____ BRANO DI PARTENZA

Sarà un I maggio molto triste quello che trascorreranno tanti lavoratori autonomi ed altrettanti ex. Per la Cgia di Mestre sono centinaia di migliaia coloro che a seguito delle limitazioni alle aperture in corso da mesi non possono esercitare la propria attività e, in particolar modo, a coloro che non lavorano più perché a causa della pandemia sono stati costretti a chiudere definitivamente l’attività.
Secondo l’Ufficio studi della Cgia, tra febbraio 2020 e marzo 2021 l’occupazione tra il cosiddetto popolo delle Partite Iva è scesa di 345.000 unità, pari a una contrazione del 6,6%.
In questo anno di pandemia tanti artigiani, esercenti, piccoli commercianti, liberi professionisti e lavoratori autonomi non ce l’hanno fatta e sono stati costretti a gettare definitivamente la spugna. A marzo 2021 il numero complessivo dei lavoratori indipendenti presenti in Italia si è attestato a quota 4.893.000.
Se in questi ultimi 13 mesi la situazione è stata molto pesante, nei prossimi la situazione dovrebbe migliorare. Non solo: secondo una recente indagine realizzata dall’Istat, sono 292.000 le aziende che si trovano in una situazione di seria difficoltà. Sono attività che danno lavoro a 1,9 milioni di addetti e producono un valore aggiunto che sfiora i 63 miliardi di euro. Il numero medio di addetti per impresa di questa platea di aziende così a rischio chiusura è pari a 6,5.

________

**RICHIESTA DI LAVORO**
Riassumi in due frasi il brano di partenza sui lavoratori autonomi colpiti dalla pandemia.

____ VOCI FORNITE

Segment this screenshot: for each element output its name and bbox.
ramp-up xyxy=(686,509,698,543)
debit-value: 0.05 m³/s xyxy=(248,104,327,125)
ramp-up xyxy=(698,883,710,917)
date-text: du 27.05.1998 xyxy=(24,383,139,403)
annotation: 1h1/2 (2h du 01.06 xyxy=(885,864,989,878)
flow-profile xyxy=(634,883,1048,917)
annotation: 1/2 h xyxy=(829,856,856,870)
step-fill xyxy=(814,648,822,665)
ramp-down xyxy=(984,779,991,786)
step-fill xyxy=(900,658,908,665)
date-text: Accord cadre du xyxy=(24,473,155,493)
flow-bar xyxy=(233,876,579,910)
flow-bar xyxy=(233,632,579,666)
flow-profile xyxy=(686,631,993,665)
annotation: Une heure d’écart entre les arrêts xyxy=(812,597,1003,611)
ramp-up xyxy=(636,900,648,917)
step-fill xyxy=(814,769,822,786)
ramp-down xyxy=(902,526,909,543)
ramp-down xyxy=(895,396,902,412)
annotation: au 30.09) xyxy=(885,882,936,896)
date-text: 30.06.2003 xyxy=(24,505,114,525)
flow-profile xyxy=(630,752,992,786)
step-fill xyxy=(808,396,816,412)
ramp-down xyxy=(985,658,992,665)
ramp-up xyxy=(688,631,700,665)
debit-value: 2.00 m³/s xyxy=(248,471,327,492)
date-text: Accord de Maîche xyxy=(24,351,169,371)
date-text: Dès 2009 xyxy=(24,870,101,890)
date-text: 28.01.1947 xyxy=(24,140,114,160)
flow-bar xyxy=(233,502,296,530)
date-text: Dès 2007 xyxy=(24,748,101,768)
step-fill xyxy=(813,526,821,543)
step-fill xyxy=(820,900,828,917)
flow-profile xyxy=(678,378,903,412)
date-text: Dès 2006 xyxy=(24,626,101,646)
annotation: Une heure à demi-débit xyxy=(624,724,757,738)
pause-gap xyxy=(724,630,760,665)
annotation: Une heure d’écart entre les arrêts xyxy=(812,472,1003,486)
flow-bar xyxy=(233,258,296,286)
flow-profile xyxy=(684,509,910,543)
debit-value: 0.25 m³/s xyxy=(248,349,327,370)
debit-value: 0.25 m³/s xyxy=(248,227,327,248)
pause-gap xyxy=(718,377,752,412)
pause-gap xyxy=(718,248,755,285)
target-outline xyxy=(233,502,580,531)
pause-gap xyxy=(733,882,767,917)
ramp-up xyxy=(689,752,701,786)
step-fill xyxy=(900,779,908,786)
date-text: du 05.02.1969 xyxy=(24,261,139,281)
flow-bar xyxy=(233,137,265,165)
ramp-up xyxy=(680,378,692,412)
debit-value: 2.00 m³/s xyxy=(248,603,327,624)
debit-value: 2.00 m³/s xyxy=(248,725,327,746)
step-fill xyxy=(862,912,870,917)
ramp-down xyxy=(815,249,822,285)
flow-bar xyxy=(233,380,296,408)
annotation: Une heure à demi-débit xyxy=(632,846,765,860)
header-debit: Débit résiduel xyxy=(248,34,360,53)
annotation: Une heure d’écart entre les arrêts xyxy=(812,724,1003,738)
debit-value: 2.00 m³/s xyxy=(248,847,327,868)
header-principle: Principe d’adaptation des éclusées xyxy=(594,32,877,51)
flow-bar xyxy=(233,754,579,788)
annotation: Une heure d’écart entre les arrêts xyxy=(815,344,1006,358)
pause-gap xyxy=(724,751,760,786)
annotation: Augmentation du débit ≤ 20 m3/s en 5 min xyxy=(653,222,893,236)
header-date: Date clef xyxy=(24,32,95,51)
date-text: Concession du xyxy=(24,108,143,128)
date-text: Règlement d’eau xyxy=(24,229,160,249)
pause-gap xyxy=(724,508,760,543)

________

**RISPOSTA FORNITA**
Secondo l’Ufficio studi della Cgia di Mestre, tra febbraio 2020 e marzo 2021 l’occupazione tra le Partite Iva è scesa di 345.000 unità (-6,6%), con molti artigiani, commercianti, professionisti e autonomi costretti a chiudere definitivamente, e a marzo 2021 i lavoratori indipendenti in Italia erano 4.893.000. Una recente indagine dell’Istat conta inoltre 292.000 aziende in seria difficoltà, che danno lavoro a 1,9 milioni di addetti (in media 6,5 per impresa) e producono un valore aggiunto di quasi 63 miliardi di euro.